(Dataset rows)
⟨
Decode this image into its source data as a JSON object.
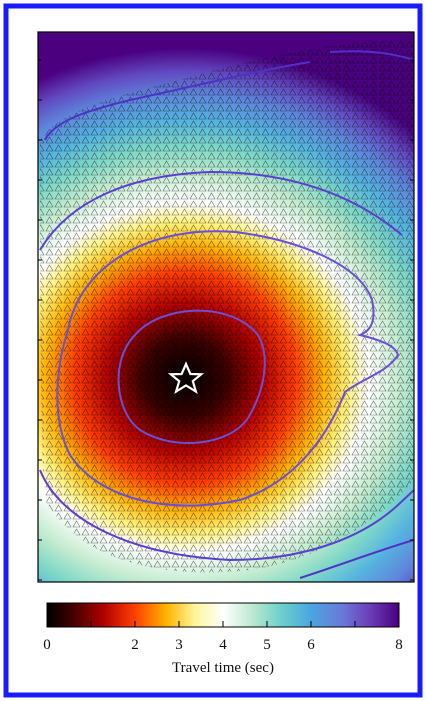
{
  "chart_data": {
    "type": "heatmap",
    "colorbar": {
      "label": "Travel time (sec)",
      "ticks": [
        0,
        1,
        2,
        3,
        4,
        5,
        6,
        7,
        8
      ],
      "tick_labels": [
        "0",
        "2",
        "3",
        "4",
        "5",
        "6",
        "8"
      ],
      "labeled_values": [
        0,
        2,
        3,
        4,
        5,
        6,
        8
      ],
      "range": [
        0,
        8
      ]
    },
    "contour_levels_sec": [
      2,
      4,
      6,
      8
    ],
    "epicenter": {
      "symbol": "star",
      "travel_time": 0
    },
    "stations": {
      "symbol": "triangle"
    },
    "colormap": [
      "#000000",
      "#5c0000",
      "#c80000",
      "#ff5a00",
      "#ffc300",
      "#fff7a8",
      "#ffffff",
      "#aee5c6",
      "#6fd3c8",
      "#4aa6e0",
      "#6a78d8",
      "#6b3bb8",
      "#4a007f"
    ],
    "frame_color": "#1a1aff"
  }
}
⟩
What you are asked to do - An exact transcription of all the entries is required, without the pictures.

Answer to the exercise -
Decode this image into its source data as a JSON object.
{
  "chart_data": {
    "type": "heatmap",
    "colorbar": {
      "label": "Travel time (sec)",
      "ticks": [
        0,
        1,
        2,
        3,
        4,
        5,
        6,
        7,
        8
      ],
      "tick_labels": [
        "0",
        "2",
        "3",
        "4",
        "5",
        "6",
        "8"
      ],
      "labeled_values": [
        0,
        2,
        3,
        4,
        5,
        6,
        8
      ],
      "range": [
        0,
        8
      ]
    },
    "contour_levels_sec": [
      2,
      4,
      6,
      8
    ],
    "epicenter": {
      "symbol": "star",
      "travel_time": 0
    },
    "stations": {
      "symbol": "triangle"
    },
    "colormap": [
      "#000000",
      "#5c0000",
      "#c80000",
      "#ff5a00",
      "#ffc300",
      "#fff7a8",
      "#ffffff",
      "#aee5c6",
      "#6fd3c8",
      "#4aa6e0",
      "#6a78d8",
      "#6b3bb8",
      "#4a007f"
    ],
    "frame_color": "#1a1aff"
  }
}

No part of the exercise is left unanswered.